What this task involves: Find and copy lines holding "кроме".

Raw data:
^^^^^^^^^^^^^^^^

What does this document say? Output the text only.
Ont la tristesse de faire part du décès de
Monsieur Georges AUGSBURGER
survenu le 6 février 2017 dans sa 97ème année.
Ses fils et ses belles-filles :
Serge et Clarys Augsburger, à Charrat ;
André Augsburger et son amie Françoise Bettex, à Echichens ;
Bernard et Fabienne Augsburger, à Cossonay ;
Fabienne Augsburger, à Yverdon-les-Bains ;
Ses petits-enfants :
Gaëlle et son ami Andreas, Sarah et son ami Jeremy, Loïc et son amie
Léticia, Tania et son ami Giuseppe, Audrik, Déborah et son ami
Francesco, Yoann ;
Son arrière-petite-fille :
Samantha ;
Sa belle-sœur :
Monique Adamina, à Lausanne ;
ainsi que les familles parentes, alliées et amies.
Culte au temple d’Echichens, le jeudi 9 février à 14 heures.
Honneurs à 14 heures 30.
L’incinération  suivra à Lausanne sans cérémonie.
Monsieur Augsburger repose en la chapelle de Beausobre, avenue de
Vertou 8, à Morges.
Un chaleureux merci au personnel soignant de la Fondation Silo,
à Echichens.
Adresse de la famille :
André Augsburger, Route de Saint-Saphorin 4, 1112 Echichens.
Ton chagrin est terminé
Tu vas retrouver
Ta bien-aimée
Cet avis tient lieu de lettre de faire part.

^^^^^^^^^^^^^^^^

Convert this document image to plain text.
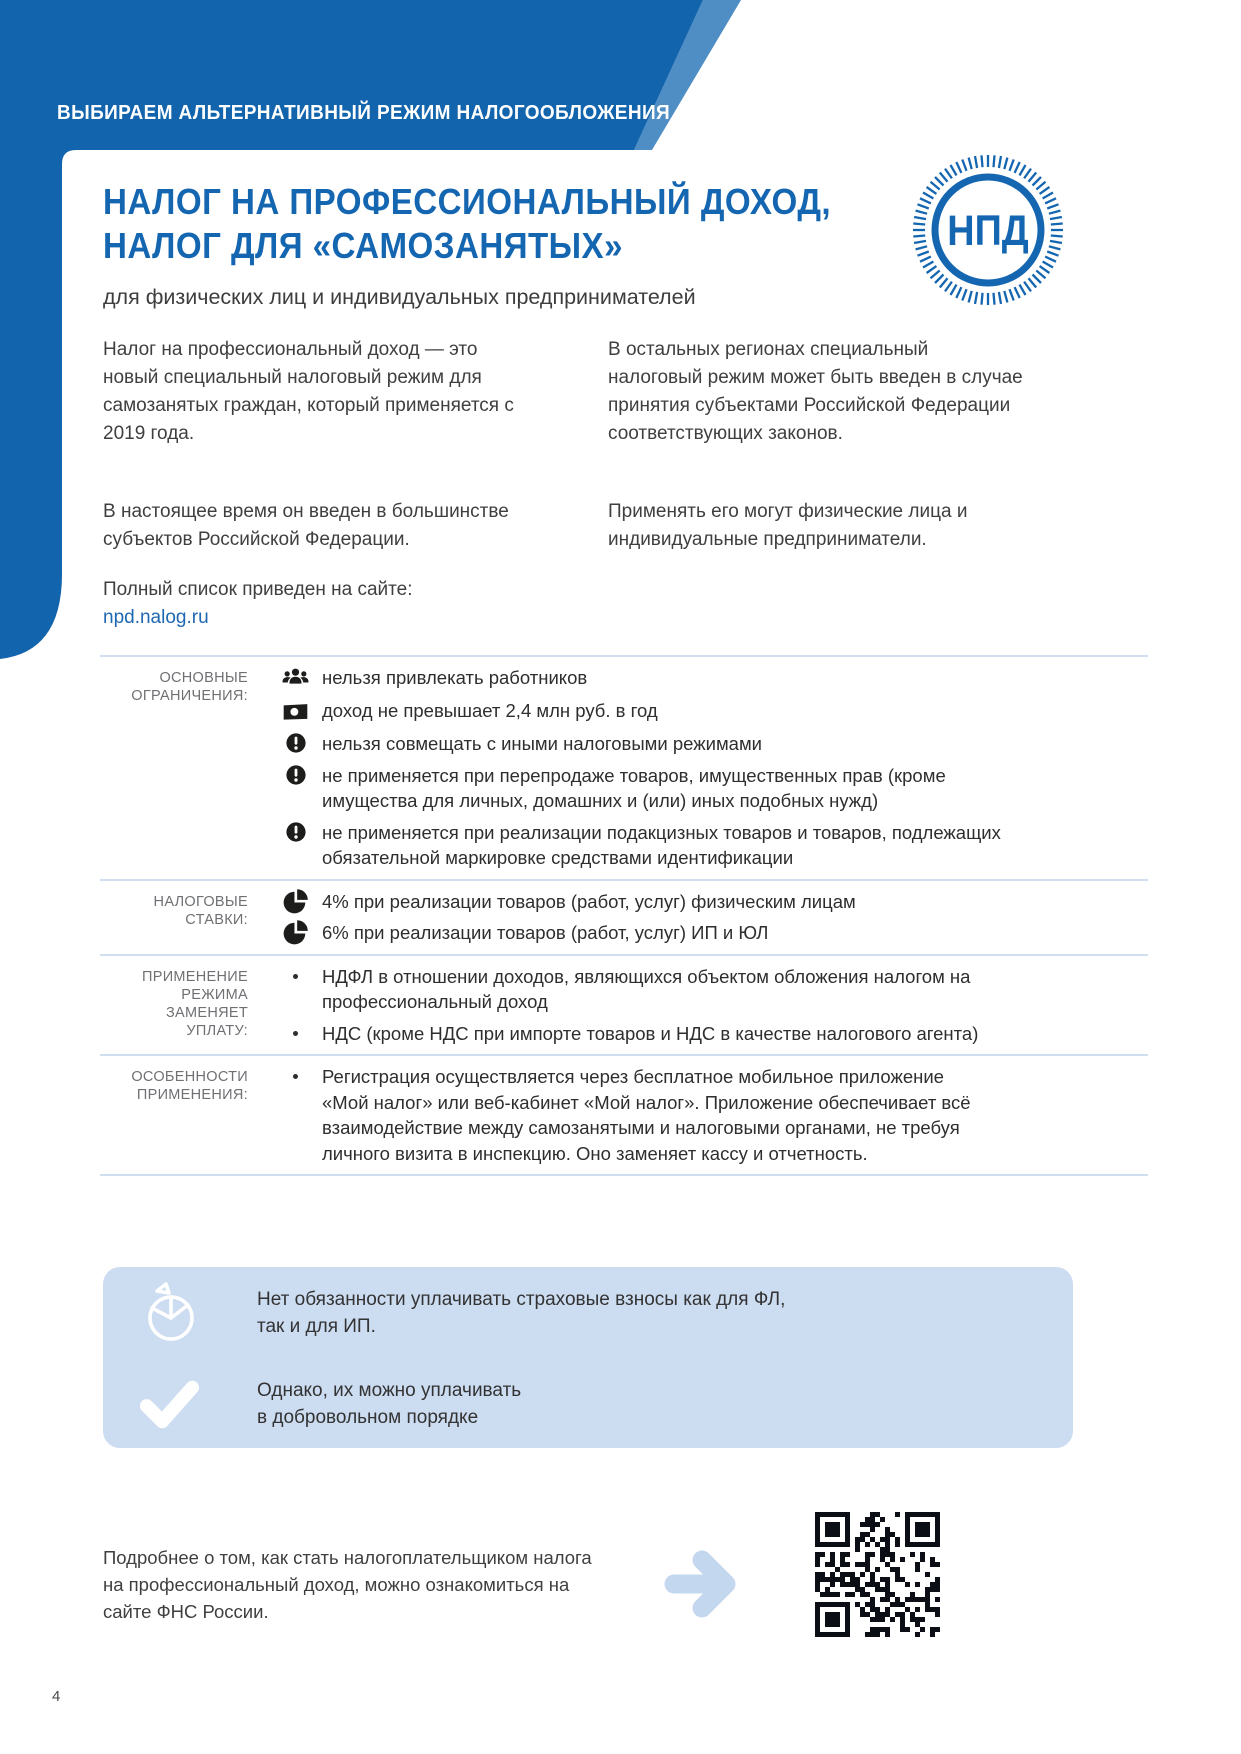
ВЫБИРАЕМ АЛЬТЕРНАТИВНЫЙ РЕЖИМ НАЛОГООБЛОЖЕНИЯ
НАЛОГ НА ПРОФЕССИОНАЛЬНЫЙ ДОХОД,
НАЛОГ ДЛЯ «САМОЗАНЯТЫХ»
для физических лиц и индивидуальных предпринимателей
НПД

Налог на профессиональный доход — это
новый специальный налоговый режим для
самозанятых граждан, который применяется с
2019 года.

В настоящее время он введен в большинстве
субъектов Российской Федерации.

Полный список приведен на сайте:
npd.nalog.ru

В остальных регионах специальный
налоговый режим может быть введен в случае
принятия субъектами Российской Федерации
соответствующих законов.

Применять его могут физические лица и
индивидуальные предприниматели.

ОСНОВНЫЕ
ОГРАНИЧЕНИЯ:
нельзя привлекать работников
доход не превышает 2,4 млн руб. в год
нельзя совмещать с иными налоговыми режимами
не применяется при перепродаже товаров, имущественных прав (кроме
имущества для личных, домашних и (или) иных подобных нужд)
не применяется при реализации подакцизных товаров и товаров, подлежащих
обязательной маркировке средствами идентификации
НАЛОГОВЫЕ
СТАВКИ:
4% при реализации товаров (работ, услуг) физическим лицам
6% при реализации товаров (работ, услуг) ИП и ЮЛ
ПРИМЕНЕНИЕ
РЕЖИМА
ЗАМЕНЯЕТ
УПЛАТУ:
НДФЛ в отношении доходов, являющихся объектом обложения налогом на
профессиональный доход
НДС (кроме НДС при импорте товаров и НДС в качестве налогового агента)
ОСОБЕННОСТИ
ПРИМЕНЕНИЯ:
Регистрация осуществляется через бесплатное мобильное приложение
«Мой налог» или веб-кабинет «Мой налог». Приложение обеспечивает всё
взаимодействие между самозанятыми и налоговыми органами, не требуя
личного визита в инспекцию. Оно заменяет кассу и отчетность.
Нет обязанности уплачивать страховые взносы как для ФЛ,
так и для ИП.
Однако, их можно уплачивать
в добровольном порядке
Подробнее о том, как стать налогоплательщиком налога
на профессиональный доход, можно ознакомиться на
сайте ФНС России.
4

^^^^^^^^^^^^^^^^

Output for this task:
не применяется при перепродаже товаров, имущественных прав (кроме
НДС (кроме НДС при импорте товаров и НДС в качестве налогового агента)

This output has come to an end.